**Raw records:**

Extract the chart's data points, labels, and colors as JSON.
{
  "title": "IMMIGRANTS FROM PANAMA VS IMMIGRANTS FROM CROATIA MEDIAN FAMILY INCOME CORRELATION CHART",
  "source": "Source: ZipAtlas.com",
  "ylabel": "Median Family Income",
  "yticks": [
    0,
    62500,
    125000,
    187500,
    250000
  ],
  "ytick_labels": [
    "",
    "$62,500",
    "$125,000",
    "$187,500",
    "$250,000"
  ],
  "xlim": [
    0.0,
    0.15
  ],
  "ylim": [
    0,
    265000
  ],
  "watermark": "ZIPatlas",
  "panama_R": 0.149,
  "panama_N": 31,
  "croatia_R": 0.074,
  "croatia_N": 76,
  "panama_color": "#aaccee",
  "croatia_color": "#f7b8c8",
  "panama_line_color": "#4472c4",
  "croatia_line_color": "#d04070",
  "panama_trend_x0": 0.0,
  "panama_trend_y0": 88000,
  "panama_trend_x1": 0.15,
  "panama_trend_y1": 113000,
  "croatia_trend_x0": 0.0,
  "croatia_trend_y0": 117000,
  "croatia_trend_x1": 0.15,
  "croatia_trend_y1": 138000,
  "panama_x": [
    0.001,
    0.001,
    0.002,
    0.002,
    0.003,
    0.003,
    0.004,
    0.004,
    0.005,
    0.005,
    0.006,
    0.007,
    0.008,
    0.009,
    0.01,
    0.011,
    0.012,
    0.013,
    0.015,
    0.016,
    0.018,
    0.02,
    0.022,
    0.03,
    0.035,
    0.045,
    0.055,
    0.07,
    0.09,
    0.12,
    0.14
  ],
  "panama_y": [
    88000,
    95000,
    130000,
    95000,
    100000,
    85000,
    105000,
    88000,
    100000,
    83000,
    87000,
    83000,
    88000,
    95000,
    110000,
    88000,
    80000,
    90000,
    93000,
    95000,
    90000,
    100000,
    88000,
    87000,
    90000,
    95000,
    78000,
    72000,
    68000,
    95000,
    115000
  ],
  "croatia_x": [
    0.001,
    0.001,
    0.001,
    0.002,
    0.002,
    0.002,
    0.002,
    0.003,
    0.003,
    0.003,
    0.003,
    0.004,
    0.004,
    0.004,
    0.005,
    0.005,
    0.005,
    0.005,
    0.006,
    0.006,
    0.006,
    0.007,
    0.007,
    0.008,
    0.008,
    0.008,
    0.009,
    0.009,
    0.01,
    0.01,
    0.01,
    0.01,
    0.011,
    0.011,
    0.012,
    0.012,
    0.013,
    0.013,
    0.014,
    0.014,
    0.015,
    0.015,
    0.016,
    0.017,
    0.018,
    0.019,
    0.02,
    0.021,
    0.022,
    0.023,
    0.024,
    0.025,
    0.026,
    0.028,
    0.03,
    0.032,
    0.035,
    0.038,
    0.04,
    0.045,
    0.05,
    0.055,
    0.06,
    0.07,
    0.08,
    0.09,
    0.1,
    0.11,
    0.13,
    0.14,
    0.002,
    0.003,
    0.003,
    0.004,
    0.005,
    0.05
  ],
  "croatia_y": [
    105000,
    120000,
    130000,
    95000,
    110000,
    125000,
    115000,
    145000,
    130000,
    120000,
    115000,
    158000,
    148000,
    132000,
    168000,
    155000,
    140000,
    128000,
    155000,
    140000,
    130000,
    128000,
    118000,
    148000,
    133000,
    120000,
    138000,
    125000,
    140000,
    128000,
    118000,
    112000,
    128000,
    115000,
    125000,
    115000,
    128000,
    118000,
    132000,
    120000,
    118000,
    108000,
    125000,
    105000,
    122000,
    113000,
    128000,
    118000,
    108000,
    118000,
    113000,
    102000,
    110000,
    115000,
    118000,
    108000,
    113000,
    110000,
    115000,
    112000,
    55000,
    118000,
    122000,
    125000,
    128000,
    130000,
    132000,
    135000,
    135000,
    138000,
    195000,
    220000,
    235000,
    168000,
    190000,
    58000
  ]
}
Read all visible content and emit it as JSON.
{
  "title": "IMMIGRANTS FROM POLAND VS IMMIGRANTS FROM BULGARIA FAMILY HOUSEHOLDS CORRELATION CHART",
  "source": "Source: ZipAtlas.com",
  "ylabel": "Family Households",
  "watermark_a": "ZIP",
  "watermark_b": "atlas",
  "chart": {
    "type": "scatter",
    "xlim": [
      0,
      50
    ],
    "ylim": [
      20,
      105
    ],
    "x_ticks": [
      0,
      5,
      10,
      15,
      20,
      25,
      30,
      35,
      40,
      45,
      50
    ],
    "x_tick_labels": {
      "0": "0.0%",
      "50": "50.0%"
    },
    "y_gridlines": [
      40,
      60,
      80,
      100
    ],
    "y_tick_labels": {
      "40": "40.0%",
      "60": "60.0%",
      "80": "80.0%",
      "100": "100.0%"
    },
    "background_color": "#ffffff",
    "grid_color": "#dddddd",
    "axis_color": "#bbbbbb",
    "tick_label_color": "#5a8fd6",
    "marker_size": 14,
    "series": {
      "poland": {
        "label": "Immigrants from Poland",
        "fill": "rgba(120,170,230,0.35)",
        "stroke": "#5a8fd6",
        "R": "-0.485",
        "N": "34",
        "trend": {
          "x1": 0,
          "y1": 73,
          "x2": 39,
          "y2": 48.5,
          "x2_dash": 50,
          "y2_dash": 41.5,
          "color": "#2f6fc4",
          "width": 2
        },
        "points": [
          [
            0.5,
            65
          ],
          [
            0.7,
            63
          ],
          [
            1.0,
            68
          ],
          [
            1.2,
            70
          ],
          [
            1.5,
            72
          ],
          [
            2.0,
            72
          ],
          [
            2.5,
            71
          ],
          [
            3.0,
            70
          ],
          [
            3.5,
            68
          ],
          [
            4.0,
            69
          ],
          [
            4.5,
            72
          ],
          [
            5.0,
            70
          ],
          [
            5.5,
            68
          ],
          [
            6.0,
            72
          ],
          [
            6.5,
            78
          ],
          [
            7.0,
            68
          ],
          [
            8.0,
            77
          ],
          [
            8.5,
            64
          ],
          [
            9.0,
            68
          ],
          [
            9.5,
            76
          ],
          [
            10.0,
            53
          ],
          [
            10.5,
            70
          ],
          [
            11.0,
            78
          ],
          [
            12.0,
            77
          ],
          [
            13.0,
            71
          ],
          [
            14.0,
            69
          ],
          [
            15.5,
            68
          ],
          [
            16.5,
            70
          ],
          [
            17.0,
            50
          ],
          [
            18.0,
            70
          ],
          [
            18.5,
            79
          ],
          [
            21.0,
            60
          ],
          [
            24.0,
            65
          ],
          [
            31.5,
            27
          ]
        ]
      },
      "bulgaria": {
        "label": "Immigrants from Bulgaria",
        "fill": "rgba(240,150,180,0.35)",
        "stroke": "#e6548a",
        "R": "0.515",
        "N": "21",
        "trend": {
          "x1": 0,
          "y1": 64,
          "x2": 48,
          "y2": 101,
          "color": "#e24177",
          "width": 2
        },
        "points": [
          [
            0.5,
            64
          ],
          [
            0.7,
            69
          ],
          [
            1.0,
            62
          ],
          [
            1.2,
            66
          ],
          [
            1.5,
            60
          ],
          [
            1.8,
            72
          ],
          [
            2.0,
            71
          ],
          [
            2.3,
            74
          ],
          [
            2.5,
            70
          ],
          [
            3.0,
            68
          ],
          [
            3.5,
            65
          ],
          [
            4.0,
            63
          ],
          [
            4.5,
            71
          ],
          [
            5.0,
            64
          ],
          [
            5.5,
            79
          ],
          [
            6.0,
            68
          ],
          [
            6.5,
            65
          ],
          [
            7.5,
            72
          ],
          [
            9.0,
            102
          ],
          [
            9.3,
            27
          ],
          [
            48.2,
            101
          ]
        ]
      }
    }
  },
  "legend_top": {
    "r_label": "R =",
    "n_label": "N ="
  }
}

**Written problem:** Your task is to repeat each line of the material exactly.

**Complete answer:**
Extract the chart's data points, labels, and colors as JSON.
{
  "title": "IMMIGRANTS FROM PANAMA VS IMMIGRANTS FROM CROATIA MEDIAN FAMILY INCOME CORRELATION CHART",
  "source": "Source: ZipAtlas.com",
  "ylabel": "Median Family Income",
  "yticks": [
    0,
    62500,
    125000,
    187500,
    250000
  ],
  "ytick_labels": [
    "",
    "$62,500",
    "$125,000",
    "$187,500",
    "$250,000"
  ],
  "xlim": [
    0.0,
    0.15
  ],
  "ylim": [
    0,
    265000
  ],
  "watermark": "ZIPatlas",
  "panama_R": 0.149,
  "panama_N": 31,
  "croatia_R": 0.074,
  "croatia_N": 76,
  "panama_color": "#aaccee",
  "croatia_color": "#f7b8c8",
  "panama_line_color": "#4472c4",
  "croatia_line_color": "#d04070",
  "panama_trend_x0": 0.0,
  "panama_trend_y0": 88000,
  "panama_trend_x1": 0.15,
  "panama_trend_y1": 113000,
  "croatia_trend_x0": 0.0,
  "croatia_trend_y0": 117000,
  "croatia_trend_x1": 0.15,
  "croatia_trend_y1": 138000,
  "panama_x": [
    0.001,
    0.001,
    0.002,
    0.002,
    0.003,
    0.003,
    0.004,
    0.004,
    0.005,
    0.005,
    0.006,
    0.007,
    0.008,
    0.009,
    0.01,
    0.011,
    0.012,
    0.013,
    0.015,
    0.016,
    0.018,
    0.02,
    0.022,
    0.03,
    0.035,
    0.045,
    0.055,
    0.07,
    0.09,
    0.12,
    0.14
  ],
  "panama_y": [
    88000,
    95000,
    130000,
    95000,
    100000,
    85000,
    105000,
    88000,
    100000,
    83000,
    87000,
    83000,
    88000,
    95000,
    110000,
    88000,
    80000,
    90000,
    93000,
    95000,
    90000,
    100000,
    88000,
    87000,
    90000,
    95000,
    78000,
    72000,
    68000,
    95000,
    115000
  ],
  "croatia_x": [
    0.001,
    0.001,
    0.001,
    0.002,
    0.002,
    0.002,
    0.002,
    0.003,
    0.003,
    0.003,
    0.003,
    0.004,
    0.004,
    0.004,
    0.005,
    0.005,
    0.005,
    0.005,
    0.006,
    0.006,
    0.006,
    0.007,
    0.007,
    0.008,
    0.008,
    0.008,
    0.009,
    0.009,
    0.01,
    0.01,
    0.01,
    0.01,
    0.011,
    0.011,
    0.012,
    0.012,
    0.013,
    0.013,
    0.014,
    0.014,
    0.015,
    0.015,
    0.016,
    0.017,
    0.018,
    0.019,
    0.02,
    0.021,
    0.022,
    0.023,
    0.024,
    0.025,
    0.026,
    0.028,
    0.03,
    0.032,
    0.035,
    0.038,
    0.04,
    0.045,
    0.05,
    0.055,
    0.06,
    0.07,
    0.08,
    0.09,
    0.1,
    0.11,
    0.13,
    0.14,
    0.002,
    0.003,
    0.003,
    0.004,
    0.005,
    0.05
  ],
  "croatia_y": [
    105000,
    120000,
    130000,
    95000,
    110000,
    125000,
    115000,
    145000,
    130000,
    120000,
    115000,
    158000,
    148000,
    132000,
    168000,
    155000,
    140000,
    128000,
    155000,
    140000,
    130000,
    128000,
    118000,
    148000,
    133000,
    120000,
    138000,
    125000,
    140000,
    128000,
    118000,
    112000,
    128000,
    115000,
    125000,
    115000,
    128000,
    118000,
    132000,
    120000,
    118000,
    108000,
    125000,
    105000,
    122000,
    113000,
    128000,
    118000,
    108000,
    118000,
    113000,
    102000,
    110000,
    115000,
    118000,
    108000,
    113000,
    110000,
    115000,
    112000,
    55000,
    118000,
    122000,
    125000,
    128000,
    130000,
    132000,
    135000,
    135000,
    138000,
    195000,
    220000,
    235000,
    168000,
    190000,
    58000
  ]
}
Read all visible content and emit it as JSON.
{
  "title": "IMMIGRANTS FROM POLAND VS IMMIGRANTS FROM BULGARIA FAMILY HOUSEHOLDS CORRELATION CHART",
  "source": "Source: ZipAtlas.com",
  "ylabel": "Family Households",
  "watermark_a": "ZIP",
  "watermark_b": "atlas",
  "chart": {
    "type": "scatter",
    "xlim": [
      0,
      50
    ],
    "ylim": [
      20,
      105
    ],
    "x_ticks": [
      0,
      5,
      10,
      15,
      20,
      25,
      30,
      35,
      40,
      45,
      50
    ],
    "x_tick_labels": {
      "0": "0.0%",
      "50": "50.0%"
    },
    "y_gridlines": [
      40,
      60,
      80,
      100
    ],
    "y_tick_labels": {
      "40": "40.0%",
      "60": "60.0%",
      "80": "80.0%",
      "100": "100.0%"
    },
    "background_color": "#ffffff",
    "grid_color": "#dddddd",
    "axis_color": "#bbbbbb",
    "tick_label_color": "#5a8fd6",
    "marker_size": 14,
    "series": {
      "poland": {
        "label": "Immigrants from Poland",
        "fill": "rgba(120,170,230,0.35)",
        "stroke": "#5a8fd6",
        "R": "-0.485",
        "N": "34",
        "trend": {
          "x1": 0,
          "y1": 73,
          "x2": 39,
          "y2": 48.5,
          "x2_dash": 50,
          "y2_dash": 41.5,
          "color": "#2f6fc4",
          "width": 2
        },
        "points": [
          [
            0.5,
            65
          ],
          [
            0.7,
            63
          ],
          [
            1.0,
            68
          ],
          [
            1.2,
            70
          ],
          [
            1.5,
            72
          ],
          [
            2.0,
            72
          ],
          [
            2.5,
            71
          ],
          [
            3.0,
            70
          ],
          [
            3.5,
            68
          ],
          [
            4.0,
            69
          ],
          [
            4.5,
            72
          ],
          [
            5.0,
            70
          ],
          [
            5.5,
            68
          ],
          [
            6.0,
            72
          ],
          [
            6.5,
            78
          ],
          [
            7.0,
            68
          ],
          [
            8.0,
            77
          ],
          [
            8.5,
            64
          ],
          [
            9.0,
            68
          ],
          [
            9.5,
            76
          ],
          [
            10.0,
            53
          ],
          [
            10.5,
            70
          ],
          [
            11.0,
            78
          ],
          [
            12.0,
            77
          ],
          [
            13.0,
            71
          ],
          [
            14.0,
            69
          ],
          [
            15.5,
            68
          ],
          [
            16.5,
            70
          ],
          [
            17.0,
            50
          ],
          [
            18.0,
            70
          ],
          [
            18.5,
            79
          ],
          [
            21.0,
            60
          ],
          [
            24.0,
            65
          ],
          [
            31.5,
            27
          ]
        ]
      },
      "bulgaria": {
        "label": "Immigrants from Bulgaria",
        "fill": "rgba(240,150,180,0.35)",
        "stroke": "#e6548a",
        "R": "0.515",
        "N": "21",
        "trend": {
          "x1": 0,
          "y1": 64,
          "x2": 48,
          "y2": 101,
          "color": "#e24177",
          "width": 2
        },
        "points": [
          [
            0.5,
            64
          ],
          [
            0.7,
            69
          ],
          [
            1.0,
            62
          ],
          [
            1.2,
            66
          ],
          [
            1.5,
            60
          ],
          [
            1.8,
            72
          ],
          [
            2.0,
            71
          ],
          [
            2.3,
            74
          ],
          [
            2.5,
            70
          ],
          [
            3.0,
            68
          ],
          [
            3.5,
            65
          ],
          [
            4.0,
            63
          ],
          [
            4.5,
            71
          ],
          [
            5.0,
            64
          ],
          [
            5.5,
            79
          ],
          [
            6.0,
            68
          ],
          [
            6.5,
            65
          ],
          [
            7.5,
            72
          ],
          [
            9.0,
            102
          ],
          [
            9.3,
            27
          ],
          [
            48.2,
            101
          ]
        ]
      }
    }
  },
  "legend_top": {
    "r_label": "R =",
    "n_label": "N ="
  }
}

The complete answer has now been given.